**Stored data**
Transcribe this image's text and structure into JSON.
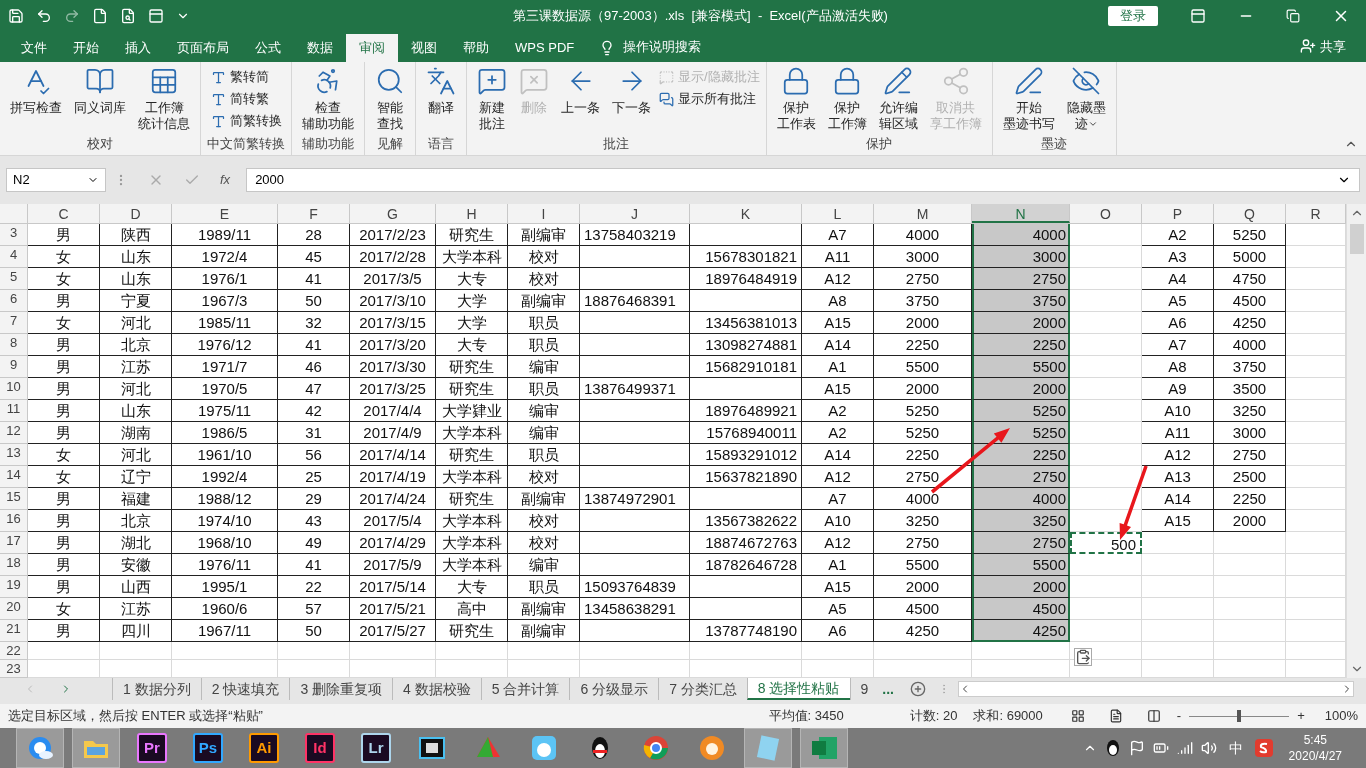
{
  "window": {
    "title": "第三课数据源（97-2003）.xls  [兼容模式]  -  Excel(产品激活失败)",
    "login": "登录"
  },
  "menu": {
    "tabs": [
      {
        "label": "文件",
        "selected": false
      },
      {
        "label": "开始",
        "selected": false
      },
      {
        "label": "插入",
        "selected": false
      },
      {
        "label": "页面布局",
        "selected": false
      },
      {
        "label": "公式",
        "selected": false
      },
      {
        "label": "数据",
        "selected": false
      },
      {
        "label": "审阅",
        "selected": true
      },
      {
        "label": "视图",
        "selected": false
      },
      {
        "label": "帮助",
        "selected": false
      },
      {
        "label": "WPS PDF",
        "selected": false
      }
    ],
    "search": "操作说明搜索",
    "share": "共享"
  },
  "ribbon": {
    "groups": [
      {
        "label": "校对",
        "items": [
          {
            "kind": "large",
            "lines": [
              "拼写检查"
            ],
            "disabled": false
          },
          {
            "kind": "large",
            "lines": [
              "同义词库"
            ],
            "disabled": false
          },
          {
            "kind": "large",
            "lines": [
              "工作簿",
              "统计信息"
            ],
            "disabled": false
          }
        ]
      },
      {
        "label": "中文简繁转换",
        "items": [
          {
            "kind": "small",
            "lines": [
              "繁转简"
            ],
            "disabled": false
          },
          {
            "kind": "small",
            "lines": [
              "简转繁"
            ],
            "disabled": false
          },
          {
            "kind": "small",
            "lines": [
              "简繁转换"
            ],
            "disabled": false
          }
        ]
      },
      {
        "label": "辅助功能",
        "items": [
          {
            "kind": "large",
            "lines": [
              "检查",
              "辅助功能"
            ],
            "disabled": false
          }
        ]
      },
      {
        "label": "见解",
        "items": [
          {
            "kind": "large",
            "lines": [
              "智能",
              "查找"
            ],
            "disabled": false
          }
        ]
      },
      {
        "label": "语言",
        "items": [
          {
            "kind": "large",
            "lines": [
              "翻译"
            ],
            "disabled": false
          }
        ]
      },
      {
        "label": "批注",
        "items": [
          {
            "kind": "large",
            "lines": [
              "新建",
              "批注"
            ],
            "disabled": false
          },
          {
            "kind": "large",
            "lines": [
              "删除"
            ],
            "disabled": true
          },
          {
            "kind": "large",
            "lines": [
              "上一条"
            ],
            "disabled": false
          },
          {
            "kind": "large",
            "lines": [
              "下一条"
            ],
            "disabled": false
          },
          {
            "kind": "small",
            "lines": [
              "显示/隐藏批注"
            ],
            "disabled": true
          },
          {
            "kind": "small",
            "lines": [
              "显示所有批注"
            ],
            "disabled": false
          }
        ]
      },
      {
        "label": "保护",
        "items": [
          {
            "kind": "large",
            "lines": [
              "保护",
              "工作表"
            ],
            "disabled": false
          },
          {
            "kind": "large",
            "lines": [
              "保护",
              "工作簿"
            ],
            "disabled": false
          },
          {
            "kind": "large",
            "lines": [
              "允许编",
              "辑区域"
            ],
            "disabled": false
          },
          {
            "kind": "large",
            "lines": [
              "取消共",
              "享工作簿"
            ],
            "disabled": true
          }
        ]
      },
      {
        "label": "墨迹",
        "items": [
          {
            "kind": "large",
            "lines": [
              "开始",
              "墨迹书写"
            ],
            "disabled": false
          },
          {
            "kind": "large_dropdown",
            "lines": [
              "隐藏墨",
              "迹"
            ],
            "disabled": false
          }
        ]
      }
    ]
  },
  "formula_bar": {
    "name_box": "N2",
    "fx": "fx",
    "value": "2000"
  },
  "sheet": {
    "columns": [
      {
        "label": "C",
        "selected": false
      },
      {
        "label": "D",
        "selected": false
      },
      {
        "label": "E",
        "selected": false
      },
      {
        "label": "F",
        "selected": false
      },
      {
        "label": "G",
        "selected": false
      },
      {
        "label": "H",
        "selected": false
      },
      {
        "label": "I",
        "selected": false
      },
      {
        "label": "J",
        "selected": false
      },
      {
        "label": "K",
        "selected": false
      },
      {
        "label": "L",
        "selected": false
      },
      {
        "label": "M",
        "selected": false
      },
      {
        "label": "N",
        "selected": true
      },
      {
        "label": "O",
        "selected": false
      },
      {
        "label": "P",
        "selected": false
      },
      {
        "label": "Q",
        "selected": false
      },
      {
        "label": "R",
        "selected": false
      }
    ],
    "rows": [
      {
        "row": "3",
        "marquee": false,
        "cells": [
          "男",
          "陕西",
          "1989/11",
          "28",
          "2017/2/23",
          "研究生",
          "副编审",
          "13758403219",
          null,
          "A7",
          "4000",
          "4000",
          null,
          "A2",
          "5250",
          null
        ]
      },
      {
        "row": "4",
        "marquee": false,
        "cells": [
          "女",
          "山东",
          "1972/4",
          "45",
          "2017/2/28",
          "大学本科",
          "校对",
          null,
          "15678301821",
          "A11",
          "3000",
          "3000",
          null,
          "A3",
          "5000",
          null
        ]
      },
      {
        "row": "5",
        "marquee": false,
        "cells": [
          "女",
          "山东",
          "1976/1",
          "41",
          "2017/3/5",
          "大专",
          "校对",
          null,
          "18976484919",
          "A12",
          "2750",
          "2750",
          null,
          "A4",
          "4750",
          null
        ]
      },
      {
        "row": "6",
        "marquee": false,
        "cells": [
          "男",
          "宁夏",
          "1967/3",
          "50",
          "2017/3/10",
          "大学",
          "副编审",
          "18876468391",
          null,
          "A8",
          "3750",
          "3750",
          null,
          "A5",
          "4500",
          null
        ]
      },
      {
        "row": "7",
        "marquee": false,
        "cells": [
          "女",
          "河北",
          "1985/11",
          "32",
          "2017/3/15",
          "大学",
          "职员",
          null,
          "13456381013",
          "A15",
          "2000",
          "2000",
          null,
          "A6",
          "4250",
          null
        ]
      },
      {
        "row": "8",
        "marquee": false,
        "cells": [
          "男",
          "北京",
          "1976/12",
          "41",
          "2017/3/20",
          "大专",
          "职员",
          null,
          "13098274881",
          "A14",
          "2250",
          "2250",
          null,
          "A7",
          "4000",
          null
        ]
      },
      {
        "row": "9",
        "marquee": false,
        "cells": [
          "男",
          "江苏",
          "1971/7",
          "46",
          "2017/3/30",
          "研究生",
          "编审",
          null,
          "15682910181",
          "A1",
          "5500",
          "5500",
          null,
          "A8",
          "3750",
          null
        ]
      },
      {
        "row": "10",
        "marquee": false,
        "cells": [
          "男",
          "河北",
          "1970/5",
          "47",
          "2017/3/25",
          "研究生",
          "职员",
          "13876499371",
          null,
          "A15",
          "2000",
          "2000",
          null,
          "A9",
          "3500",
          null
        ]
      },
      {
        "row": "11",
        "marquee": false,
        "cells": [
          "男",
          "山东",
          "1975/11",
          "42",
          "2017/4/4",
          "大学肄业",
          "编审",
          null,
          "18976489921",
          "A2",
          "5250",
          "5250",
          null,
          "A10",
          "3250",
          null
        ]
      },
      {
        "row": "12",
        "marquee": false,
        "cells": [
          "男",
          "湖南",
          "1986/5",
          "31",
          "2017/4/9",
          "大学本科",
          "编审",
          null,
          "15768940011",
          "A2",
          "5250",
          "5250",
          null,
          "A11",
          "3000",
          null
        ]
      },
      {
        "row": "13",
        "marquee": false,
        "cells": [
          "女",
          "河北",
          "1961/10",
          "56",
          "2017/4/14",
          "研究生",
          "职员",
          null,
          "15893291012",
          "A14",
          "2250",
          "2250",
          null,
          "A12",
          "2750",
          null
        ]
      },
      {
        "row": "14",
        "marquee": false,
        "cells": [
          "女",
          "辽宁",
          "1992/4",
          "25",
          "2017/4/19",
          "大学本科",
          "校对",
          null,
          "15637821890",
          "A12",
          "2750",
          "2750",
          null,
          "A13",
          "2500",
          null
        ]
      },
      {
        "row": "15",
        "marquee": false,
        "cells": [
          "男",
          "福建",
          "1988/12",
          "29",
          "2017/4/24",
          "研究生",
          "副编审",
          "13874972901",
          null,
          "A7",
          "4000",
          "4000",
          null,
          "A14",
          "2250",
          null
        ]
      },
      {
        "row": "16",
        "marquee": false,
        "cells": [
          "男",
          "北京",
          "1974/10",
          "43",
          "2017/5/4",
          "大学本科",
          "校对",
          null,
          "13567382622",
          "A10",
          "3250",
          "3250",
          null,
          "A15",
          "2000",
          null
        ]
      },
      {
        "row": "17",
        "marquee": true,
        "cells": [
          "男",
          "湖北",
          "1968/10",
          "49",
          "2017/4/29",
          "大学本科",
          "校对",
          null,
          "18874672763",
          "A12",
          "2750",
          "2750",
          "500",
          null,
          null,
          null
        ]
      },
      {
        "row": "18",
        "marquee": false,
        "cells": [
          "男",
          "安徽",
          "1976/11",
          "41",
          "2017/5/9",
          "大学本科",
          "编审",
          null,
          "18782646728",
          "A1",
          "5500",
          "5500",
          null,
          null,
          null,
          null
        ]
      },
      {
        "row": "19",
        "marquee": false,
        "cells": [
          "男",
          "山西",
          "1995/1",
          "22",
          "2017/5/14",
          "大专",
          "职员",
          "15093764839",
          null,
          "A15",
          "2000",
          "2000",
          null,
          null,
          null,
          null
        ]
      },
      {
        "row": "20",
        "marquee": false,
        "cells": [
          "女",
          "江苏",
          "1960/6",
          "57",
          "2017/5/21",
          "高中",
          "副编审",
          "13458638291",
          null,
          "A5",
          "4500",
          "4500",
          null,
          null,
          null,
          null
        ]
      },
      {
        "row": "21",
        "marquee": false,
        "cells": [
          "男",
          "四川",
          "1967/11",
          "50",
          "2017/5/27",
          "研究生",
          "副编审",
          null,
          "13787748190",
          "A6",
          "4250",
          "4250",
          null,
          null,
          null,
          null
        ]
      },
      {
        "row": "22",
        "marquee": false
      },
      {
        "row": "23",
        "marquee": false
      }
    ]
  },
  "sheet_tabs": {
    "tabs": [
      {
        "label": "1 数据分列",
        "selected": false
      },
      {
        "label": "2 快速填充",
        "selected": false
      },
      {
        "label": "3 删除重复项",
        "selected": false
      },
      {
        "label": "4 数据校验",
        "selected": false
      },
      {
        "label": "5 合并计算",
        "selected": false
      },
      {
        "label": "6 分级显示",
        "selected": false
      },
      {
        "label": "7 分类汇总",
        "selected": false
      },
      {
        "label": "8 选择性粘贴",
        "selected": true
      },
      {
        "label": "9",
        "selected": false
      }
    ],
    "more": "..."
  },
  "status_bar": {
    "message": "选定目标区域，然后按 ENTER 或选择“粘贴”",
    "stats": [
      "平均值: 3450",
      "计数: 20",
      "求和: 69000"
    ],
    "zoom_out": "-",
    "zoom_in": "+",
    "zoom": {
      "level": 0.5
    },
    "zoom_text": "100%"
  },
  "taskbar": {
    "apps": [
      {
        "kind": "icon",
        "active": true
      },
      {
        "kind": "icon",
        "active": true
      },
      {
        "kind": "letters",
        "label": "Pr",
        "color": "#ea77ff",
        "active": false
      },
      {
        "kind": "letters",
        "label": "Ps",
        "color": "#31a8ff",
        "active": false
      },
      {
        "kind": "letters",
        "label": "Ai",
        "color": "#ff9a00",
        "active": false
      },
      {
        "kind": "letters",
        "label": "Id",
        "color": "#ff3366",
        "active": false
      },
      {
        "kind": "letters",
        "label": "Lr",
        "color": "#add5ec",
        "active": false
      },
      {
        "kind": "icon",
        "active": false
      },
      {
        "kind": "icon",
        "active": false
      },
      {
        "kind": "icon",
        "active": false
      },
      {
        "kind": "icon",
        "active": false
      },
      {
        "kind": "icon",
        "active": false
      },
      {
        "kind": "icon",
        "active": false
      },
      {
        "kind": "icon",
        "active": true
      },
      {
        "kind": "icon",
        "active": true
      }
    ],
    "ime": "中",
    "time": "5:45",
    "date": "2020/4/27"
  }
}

==

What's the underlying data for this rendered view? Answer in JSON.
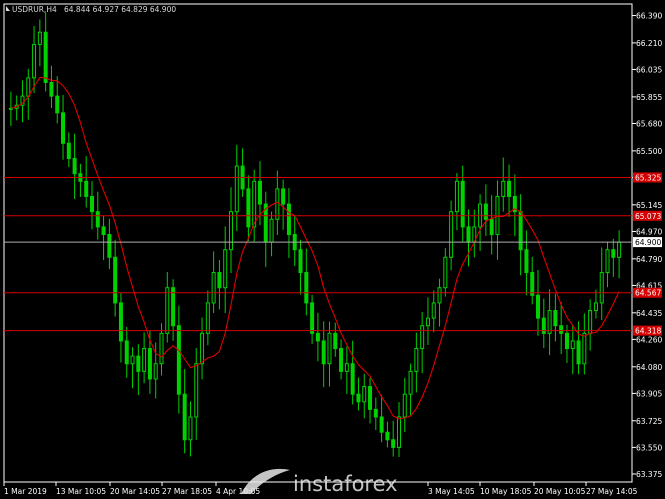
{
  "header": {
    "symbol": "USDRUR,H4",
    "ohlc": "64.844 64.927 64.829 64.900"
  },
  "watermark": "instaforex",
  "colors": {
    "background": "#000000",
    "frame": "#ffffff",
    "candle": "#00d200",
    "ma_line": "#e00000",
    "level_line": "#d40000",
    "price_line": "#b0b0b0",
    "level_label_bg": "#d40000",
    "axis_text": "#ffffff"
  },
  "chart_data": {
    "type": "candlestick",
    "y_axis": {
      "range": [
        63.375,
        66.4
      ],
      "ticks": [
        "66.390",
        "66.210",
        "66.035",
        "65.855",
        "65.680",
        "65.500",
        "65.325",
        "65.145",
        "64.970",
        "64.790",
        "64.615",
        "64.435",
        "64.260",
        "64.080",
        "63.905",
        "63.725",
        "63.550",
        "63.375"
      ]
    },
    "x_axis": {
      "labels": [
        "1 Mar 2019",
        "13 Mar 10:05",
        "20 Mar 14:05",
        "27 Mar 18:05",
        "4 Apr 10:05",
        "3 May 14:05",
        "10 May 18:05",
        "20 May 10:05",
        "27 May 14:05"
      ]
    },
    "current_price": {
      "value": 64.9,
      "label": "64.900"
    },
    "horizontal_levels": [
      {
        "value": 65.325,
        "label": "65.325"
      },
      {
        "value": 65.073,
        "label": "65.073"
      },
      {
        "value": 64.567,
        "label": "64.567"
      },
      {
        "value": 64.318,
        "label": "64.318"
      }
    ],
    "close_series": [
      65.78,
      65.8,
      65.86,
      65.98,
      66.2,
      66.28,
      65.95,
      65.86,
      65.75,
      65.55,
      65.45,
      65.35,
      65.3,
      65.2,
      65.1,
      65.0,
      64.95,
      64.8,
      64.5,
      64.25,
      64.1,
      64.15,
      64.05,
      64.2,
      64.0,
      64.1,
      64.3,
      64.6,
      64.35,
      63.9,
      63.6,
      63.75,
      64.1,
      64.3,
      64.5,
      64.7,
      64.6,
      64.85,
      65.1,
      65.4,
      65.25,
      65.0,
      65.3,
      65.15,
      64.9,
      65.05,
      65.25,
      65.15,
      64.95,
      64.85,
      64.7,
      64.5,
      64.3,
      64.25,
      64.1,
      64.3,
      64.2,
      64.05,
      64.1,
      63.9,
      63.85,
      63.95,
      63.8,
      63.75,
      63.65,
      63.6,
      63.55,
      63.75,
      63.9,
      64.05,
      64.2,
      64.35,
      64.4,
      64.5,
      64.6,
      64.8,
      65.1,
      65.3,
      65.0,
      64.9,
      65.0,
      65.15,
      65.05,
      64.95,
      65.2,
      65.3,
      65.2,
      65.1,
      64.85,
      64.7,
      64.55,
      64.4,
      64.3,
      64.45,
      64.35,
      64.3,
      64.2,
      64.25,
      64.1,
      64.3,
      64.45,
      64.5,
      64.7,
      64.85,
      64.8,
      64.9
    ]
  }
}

==

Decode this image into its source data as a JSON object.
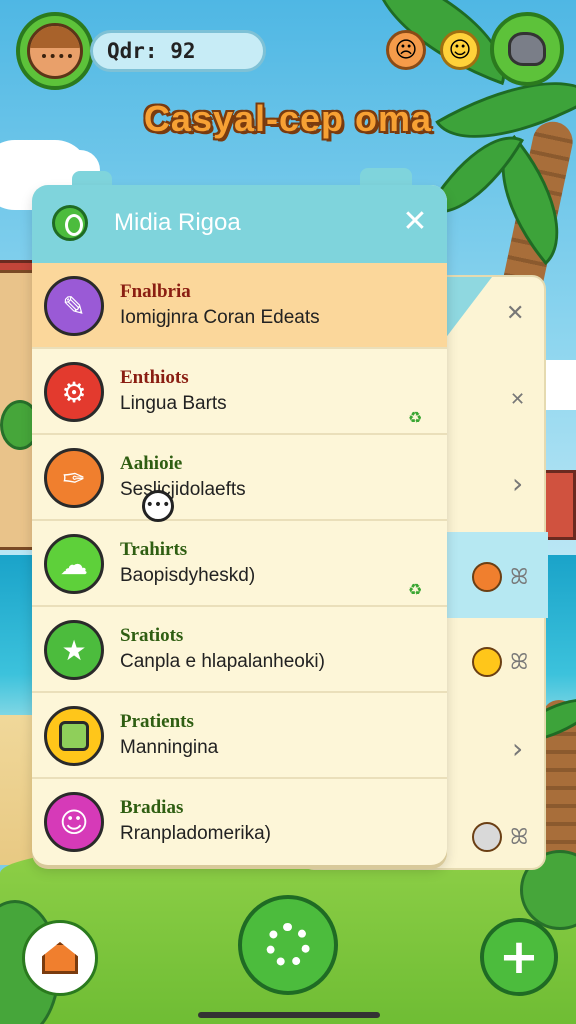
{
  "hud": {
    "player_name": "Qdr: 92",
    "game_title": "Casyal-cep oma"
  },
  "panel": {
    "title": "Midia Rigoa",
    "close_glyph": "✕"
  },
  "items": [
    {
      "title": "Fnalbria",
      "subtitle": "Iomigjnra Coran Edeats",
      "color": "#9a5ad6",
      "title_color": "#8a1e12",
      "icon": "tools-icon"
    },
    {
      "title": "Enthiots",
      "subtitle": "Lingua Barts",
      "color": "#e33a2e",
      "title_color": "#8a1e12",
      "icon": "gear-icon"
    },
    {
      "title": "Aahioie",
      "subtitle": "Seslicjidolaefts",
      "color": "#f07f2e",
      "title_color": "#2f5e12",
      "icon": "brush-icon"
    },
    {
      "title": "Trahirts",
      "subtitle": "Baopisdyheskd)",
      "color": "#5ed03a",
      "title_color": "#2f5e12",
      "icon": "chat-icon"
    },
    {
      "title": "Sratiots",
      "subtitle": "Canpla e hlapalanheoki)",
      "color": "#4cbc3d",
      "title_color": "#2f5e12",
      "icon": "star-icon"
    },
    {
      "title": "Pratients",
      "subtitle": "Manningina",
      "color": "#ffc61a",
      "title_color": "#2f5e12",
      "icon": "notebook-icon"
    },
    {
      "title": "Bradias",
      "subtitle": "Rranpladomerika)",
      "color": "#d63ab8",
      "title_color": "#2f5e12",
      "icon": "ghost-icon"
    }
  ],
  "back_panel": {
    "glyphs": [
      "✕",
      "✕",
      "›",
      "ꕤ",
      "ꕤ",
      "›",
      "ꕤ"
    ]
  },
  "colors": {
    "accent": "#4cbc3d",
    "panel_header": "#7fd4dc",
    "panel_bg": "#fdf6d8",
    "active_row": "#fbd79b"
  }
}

**Work instructions**
What is the number of lines in the records that contain "this"? Give that number only.

**Written reply**
3